▶ _Data entries_
/---

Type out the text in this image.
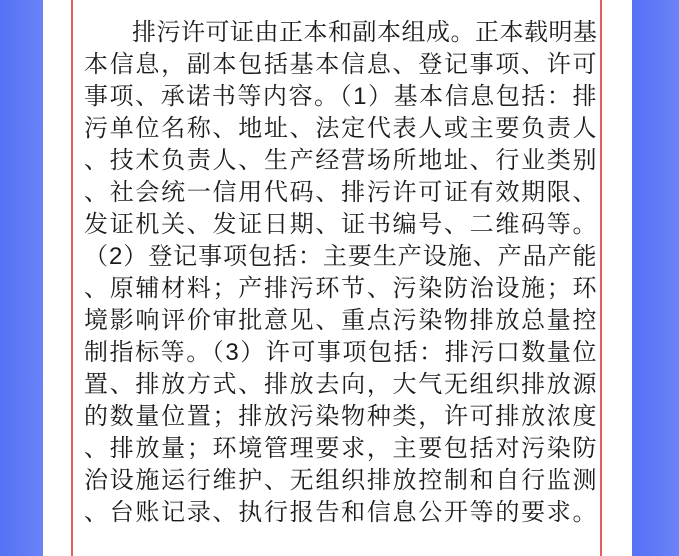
排污许可证由正本和副本组成。正本载明基
本信息，副本包括基本信息、登记事项、许可
事项、承诺书等内容。（1）基本信息包括：排
污单位名称、地址、法定代表人或主要负责人
、技术负责人、生产经营场所地址、行业类别
、社会统一信用代码、排污许可证有效期限、
发证机关、发证日期、证书编号、二维码等。
（2）登记事项包括：主要生产设施、产品产能
、原辅材料；产排污环节、污染防治设施；环
境影响评价审批意见、重点污染物排放总量控
制指标等。（3）许可事项包括：排污口数量位
置、排放方式、排放去向，大气无组织排放源
的数量位置；排放污染物种类，许可排放浓度
、排放量；环境管理要求，主要包括对污染防
治设施运行维护、无组织排放控制和自行监测
、台账记录、执行报告和信息公开等的要求。
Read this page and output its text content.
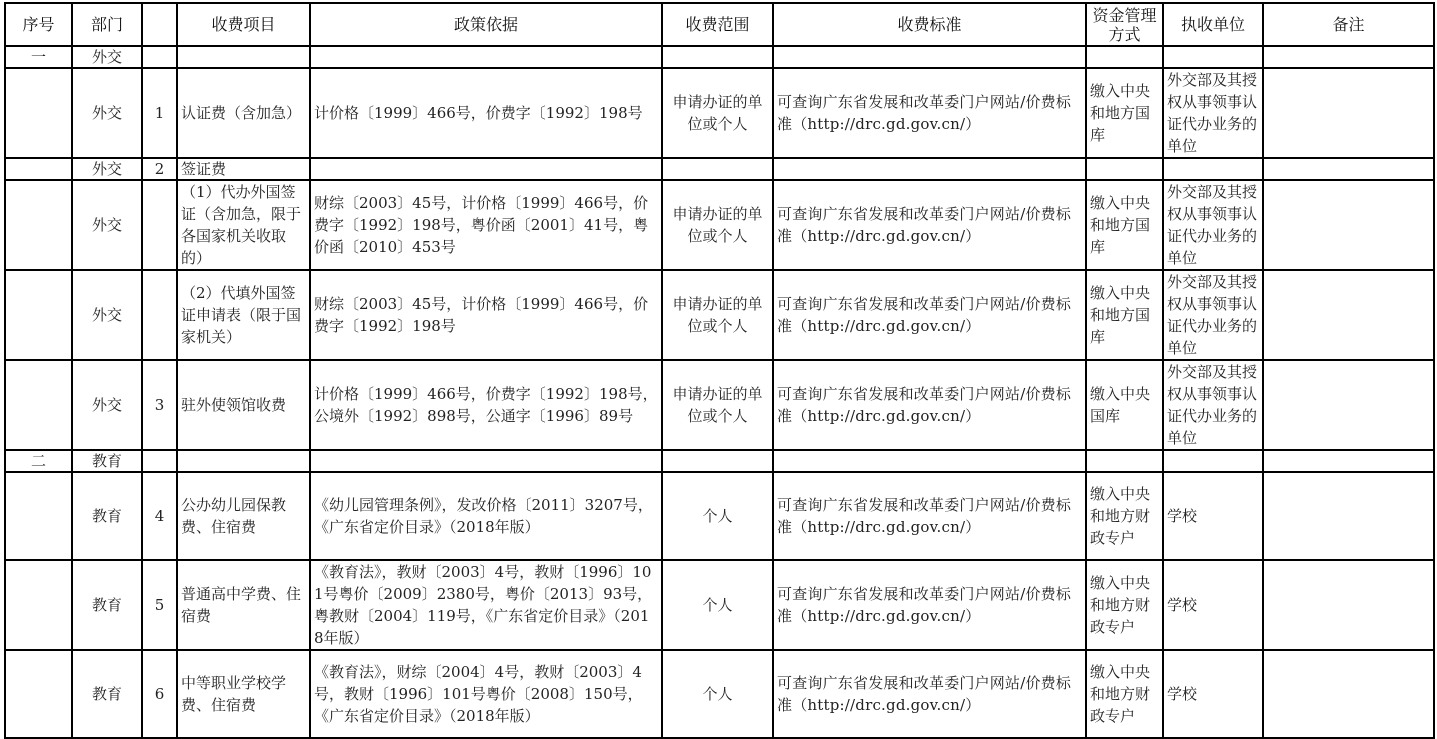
序号	部门		收费项目	政策依据	收费范围	收费标准	资金管理方式	执收单位	备注
一	外交								
	外交	1	认证费（含加急）	计价格〔1999〕466号，价费字〔1992〕198号	申请办证的单位或个人	可查询广东省发展和改革委门户网站/价费标准（http://drc.gd.gov.cn/）	缴入中央和地方国库	外交部及其授权从事领事认证代办业务的单位	
	外交	2	签证费						
	外交		（1）代办外国签证（含加急，限于各国家机关收取的）	财综〔2003〕45号，计价格〔1999〕466号，价费字〔1992〕198号，粤价函〔2001〕41号，粤价函〔2010〕453号	申请办证的单位或个人	可查询广东省发展和改革委门户网站/价费标准（http://drc.gd.gov.cn/）	缴入中央和地方国库	外交部及其授权从事领事认证代办业务的单位	
	外交		（2）代填外国签证申请表（限于国家机关）	财综〔2003〕45号，计价格〔1999〕466号，价费字〔1992〕198号	申请办证的单位或个人	可查询广东省发展和改革委门户网站/价费标准（http://drc.gd.gov.cn/）	缴入中央和地方国库	外交部及其授权从事领事认证代办业务的单位	
	外交	3	驻外使领馆收费	计价格〔1999〕466号，价费字〔1992〕198号，公境外〔1992〕898号，公通字〔1996〕89号	申请办证的单位或个人	可查询广东省发展和改革委门户网站/价费标准（http://drc.gd.gov.cn/）	缴入中央国库	外交部及其授权从事领事认证代办业务的单位	
二	教育								
	教育	4	公办幼儿园保教费、住宿费	《幼儿园管理条例》，发改价格〔2011〕3207号，《广东省定价目录》（2018年版）	个人	可查询广东省发展和改革委门户网站/价费标准（http://drc.gd.gov.cn/）	缴入中央和地方财政专户	学校	
	教育	5	普通高中学费、住宿费	《教育法》，教财〔2003〕4号，教财〔1996〕101号粤价〔2009〕2380号，粤价〔2013〕93号，粤教财〔2004〕119号，《广东省定价目录》（2018年版）	个人	可查询广东省发展和改革委门户网站/价费标准（http://drc.gd.gov.cn/）	缴入中央和地方财政专户	学校	
	教育	6	中等职业学校学费、住宿费	《教育法》，财综〔2004〕4号，教财〔2003〕4号，教财〔1996〕101号粤价〔2008〕150号，《广东省定价目录》（2018年版）	个人	可查询广东省发展和改革委门户网站/价费标准（http://drc.gd.gov.cn/）	缴入中央和地方财政专户	学校	
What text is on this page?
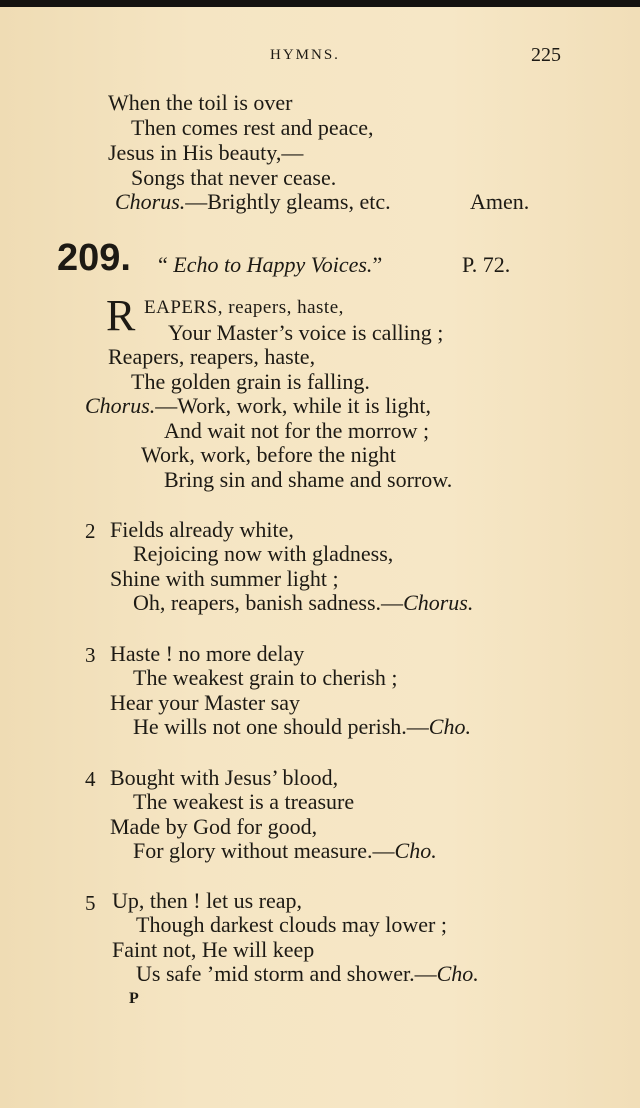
HYMNS.	225
When the toil is over
Then comes rest and peace,
Jesus in His beauty,—
Songs that never cease.
Chorus.—Brightly gleams, etc.	Amen.
209. “ Echo to Happy Voices.”	P. 72.
R EAPERS, reapers, haste,
Your Master’s voice is calling ;
Reapers, reapers, haste,
The golden grain is falling.
Chorus.—Work, work, while it is light,
And wait not for the morrow ;
Work, work, before the night
Bring sin and shame and sorrow.
2 Fields already white,
Rejoicing now with gladness,
Shine with summer light ;
Oh, reapers, banish sadness.—Chorus.
3 Haste ! no more delay
The weakest grain to cherish ;
Hear your Master say
He wills not one should perish.—Cho.
4 Bought with Jesus’ blood,
The weakest is a treasure
Made by God for good,
For glory without measure.—Cho.
5 Up, then ! let us reap,
Though darkest clouds may lower ;
Faint not, He will keep
Us safe ’mid storm and shower.—Cho.
P
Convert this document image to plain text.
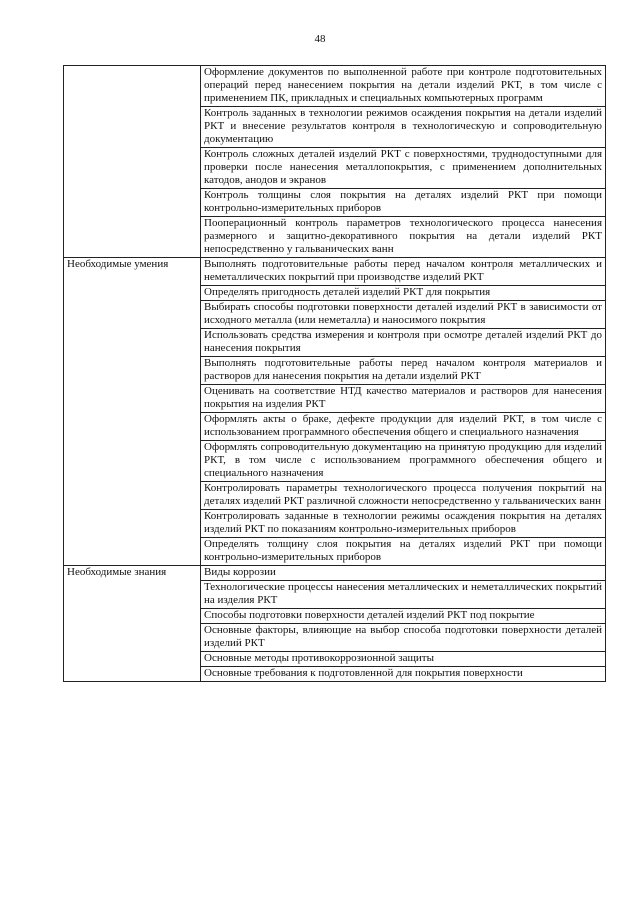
48

	Оформление документов по выполненной работе при контроле подготовительных операций перед нанесением покрытия на детали изделий РКТ, в том числе с применением ПК, прикладных и специальных компьютерных программ

	Контроль заданных в технологии режимов осаждения покрытия на детали изделий РКТ и внесение результатов контроля в технологическую и сопроводительную документацию

	Контроль сложных деталей изделий РКТ с поверхностями, труднодоступными для проверки после нанесения металлопокрытия, с применением дополнительных катодов, анодов и экранов

	Контроль толщины слоя покрытия на деталях изделий РКТ при помощи контрольно-измерительных приборов

	Пооперационный контроль параметров технологического процесса нанесения размерного и защитно-декоративного покрытия на детали изделий РКТ непосредственно у гальванических ванн

Необходимые умения	Выполнять подготовительные работы перед началом контроля металлических и неметаллических покрытий при производстве изделий РКТ

	Определять пригодность деталей изделий РКТ для покрытия

	Выбирать способы подготовки поверхности деталей изделий РКТ в зависимости от исходного металла (или неметалла) и наносимого покрытия

	Использовать средства измерения и контроля при осмотре деталей изделий РКТ до нанесения покрытия

	Выполнять подготовительные работы перед началом контроля материалов и растворов для нанесения покрытия на детали изделий РКТ

	Оценивать на соответствие НТД качество материалов и растворов для нанесения покрытия на изделия РКТ

	Оформлять акты о браке, дефекте продукции для изделий РКТ, в том числе с использованием программного обеспечения общего и специального назначения

	Оформлять сопроводительную документацию на принятую продукцию для изделий РКТ, в том числе с использованием программного обеспечения общего и специального назначения

	Контролировать параметры технологического процесса получения покрытий на деталях изделий РКТ различной сложности непосредственно у гальванических ванн

	Контролировать заданные в технологии режимы осаждения покрытия на деталях изделий РКТ по показаниям контрольно-измерительных приборов

	Определять толщину слоя покрытия на деталях изделий РКТ при помощи контрольно-измерительных приборов

Необходимые знания	Виды коррозии

	Технологические процессы нанесения металлических и неметаллических покрытий на изделия РКТ

	Способы подготовки поверхности деталей изделий РКТ под покрытие

	Основные факторы, влияющие на выбор способа подготовки поверхности деталей изделий РКТ

	Основные методы противокоррозионной защиты

	Основные требования к подготовленной для покрытия поверхности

\---

▶ _EXERCISE REQUIREMENTS_
Images in the records should not be copied. Repeat all the rest exactly.

▶ _SOLVED EXERCISE_
Type out the text in this image.
排污许可证由正本和副本组成。正本载明基
本信息，副本包括基本信息、登记事项、许可
事项、承诺书等内容。（1）基本信息包括：排
污单位名称、地址、法定代表人或主要负责人
、技术负责人、生产经营场所地址、行业类别
、社会统一信用代码、排污许可证有效期限、
发证机关、发证日期、证书编号、二维码等。
（2）登记事项包括：主要生产设施、产品产能
、原辅材料；产排污环节、污染防治设施；环
境影响评价审批意见、重点污染物排放总量控
制指标等。（3）许可事项包括：排污口数量位
置、排放方式、排放去向，大气无组织排放源
的数量位置；排放污染物种类，许可排放浓度
、排放量；环境管理要求，主要包括对污染防
治设施运行维护、无组织排放控制和自行监测
、台账记录、执行报告和信息公开等的要求。
Read this page and output its text content.
序号	部门		收费项目	政策依据	收费范围	收费标准	资金管理方式	执收单位	备注
一	外交								
	外交	1	认证费（含加急）	计价格〔1999〕466号，价费字〔1992〕198号	申请办证的单位或个人	可查询广东省发展和改革委门户网站/价费标准（http://drc.gd.gov.cn/）	缴入中央和地方国库	外交部及其授权从事领事认证代办业务的单位	
	外交	2	签证费						
	外交		（1）代办外国签证（含加急，限于各国家机关收取的）	财综〔2003〕45号，计价格〔1999〕466号，价费字〔1992〕198号，粤价函〔2001〕41号，粤价函〔2010〕453号	申请办证的单位或个人	可查询广东省发展和改革委门户网站/价费标准（http://drc.gd.gov.cn/）	缴入中央和地方国库	外交部及其授权从事领事认证代办业务的单位	
	外交		（2）代填外国签证申请表（限于国家机关）	财综〔2003〕45号，计价格〔1999〕466号，价费字〔1992〕198号	申请办证的单位或个人	可查询广东省发展和改革委门户网站/价费标准（http://drc.gd.gov.cn/）	缴入中央和地方国库	外交部及其授权从事领事认证代办业务的单位	
	外交	3	驻外使领馆收费	计价格〔1999〕466号，价费字〔1992〕198号，公境外〔1992〕898号，公通字〔1996〕89号	申请办证的单位或个人	可查询广东省发展和改革委门户网站/价费标准（http://drc.gd.gov.cn/）	缴入中央国库	外交部及其授权从事领事认证代办业务的单位	
二	教育								
	教育	4	公办幼儿园保教费、住宿费	《幼儿园管理条例》，发改价格〔2011〕3207号，《广东省定价目录》（2018年版）	个人	可查询广东省发展和改革委门户网站/价费标准（http://drc.gd.gov.cn/）	缴入中央和地方财政专户	学校	
	教育	5	普通高中学费、住宿费	《教育法》，教财〔2003〕4号，教财〔1996〕101号粤价〔2009〕2380号，粤价〔2013〕93号，粤教财〔2004〕119号，《广东省定价目录》（2018年版）	个人	可查询广东省发展和改革委门户网站/价费标准（http://drc.gd.gov.cn/）	缴入中央和地方财政专户	学校	
	教育	6	中等职业学校学费、住宿费	《教育法》，财综〔2004〕4号，教财〔2003〕4号，教财〔1996〕101号粤价〔2008〕150号，《广东省定价目录》（2018年版）	个人	可查询广东省发展和改革委门户网站/价费标准（http://drc.gd.gov.cn/）	缴入中央和地方财政专户	学校	
What text is on this page?
HYMNS.	225
When the toil is over
Then comes rest and peace,
Jesus in His beauty,—
Songs that never cease.
Chorus.—Brightly gleams, etc.	Amen.
209. “ Echo to Happy Voices.”	P. 72.
R EAPERS, reapers, haste,
Your Master’s voice is calling ;
Reapers, reapers, haste,
The golden grain is falling.
Chorus.—Work, work, while it is light,
And wait not for the morrow ;
Work, work, before the night
Bring sin and shame and sorrow.
2 Fields already white,
Rejoicing now with gladness,
Shine with summer light ;
Oh, reapers, banish sadness.—Chorus.
3 Haste ! no more delay
The weakest grain to cherish ;
Hear your Master say
He wills not one should perish.—Cho.
4 Bought with Jesus’ blood,
The weakest is a treasure
Made by God for good,
For glory without measure.—Cho.
5 Up, then ! let us reap,
Though darkest clouds may lower ;
Faint not, He will keep
Us safe ’mid storm and shower.—Cho.
P
Convert this document image to plain text.
48

	Оформление документов по выполненной работе при контроле подготовительных операций перед нанесением покрытия на детали изделий РКТ, в том числе с применением ПК, прикладных и специальных компьютерных программ

	Контроль заданных в технологии режимов осаждения покрытия на детали изделий РКТ и внесение результатов контроля в технологическую и сопроводительную документацию

	Контроль сложных деталей изделий РКТ с поверхностями, труднодоступными для проверки после нанесения металлопокрытия, с применением дополнительных катодов, анодов и экранов

	Контроль толщины слоя покрытия на деталях изделий РКТ при помощи контрольно-измерительных приборов

	Пооперационный контроль параметров технологического процесса нанесения размерного и защитно-декоративного покрытия на детали изделий РКТ непосредственно у гальванических ванн

Необходимые умения	Выполнять подготовительные работы перед началом контроля металлических и неметаллических покрытий при производстве изделий РКТ

	Определять пригодность деталей изделий РКТ для покрытия

	Выбирать способы подготовки поверхности деталей изделий РКТ в зависимости от исходного металла (или неметалла) и наносимого покрытия

	Использовать средства измерения и контроля при осмотре деталей изделий РКТ до нанесения покрытия

	Выполнять подготовительные работы перед началом контроля материалов и растворов для нанесения покрытия на детали изделий РКТ

	Оценивать на соответствие НТД качество материалов и растворов для нанесения покрытия на изделия РКТ

	Оформлять акты о браке, дефекте продукции для изделий РКТ, в том числе с использованием программного обеспечения общего и специального назначения

	Оформлять сопроводительную документацию на принятую продукцию для изделий РКТ, в том числе с использованием программного обеспечения общего и специального назначения

	Контролировать параметры технологического процесса получения покрытий на деталях изделий РКТ различной сложности непосредственно у гальванических ванн

	Контролировать заданные в технологии режимы осаждения покрытия на деталях изделий РКТ по показаниям контрольно-измерительных приборов

	Определять толщину слоя покрытия на деталях изделий РКТ при помощи контрольно-измерительных приборов

Необходимые знания	Виды коррозии

	Технологические процессы нанесения металлических и неметаллических покрытий на изделия РКТ

	Способы подготовки поверхности деталей изделий РКТ под покрытие

	Основные факторы, влияющие на выбор способа подготовки поверхности деталей изделий РКТ

	Основные методы противокоррозионной защиты

	Основные требования к подготовленной для покрытия поверхности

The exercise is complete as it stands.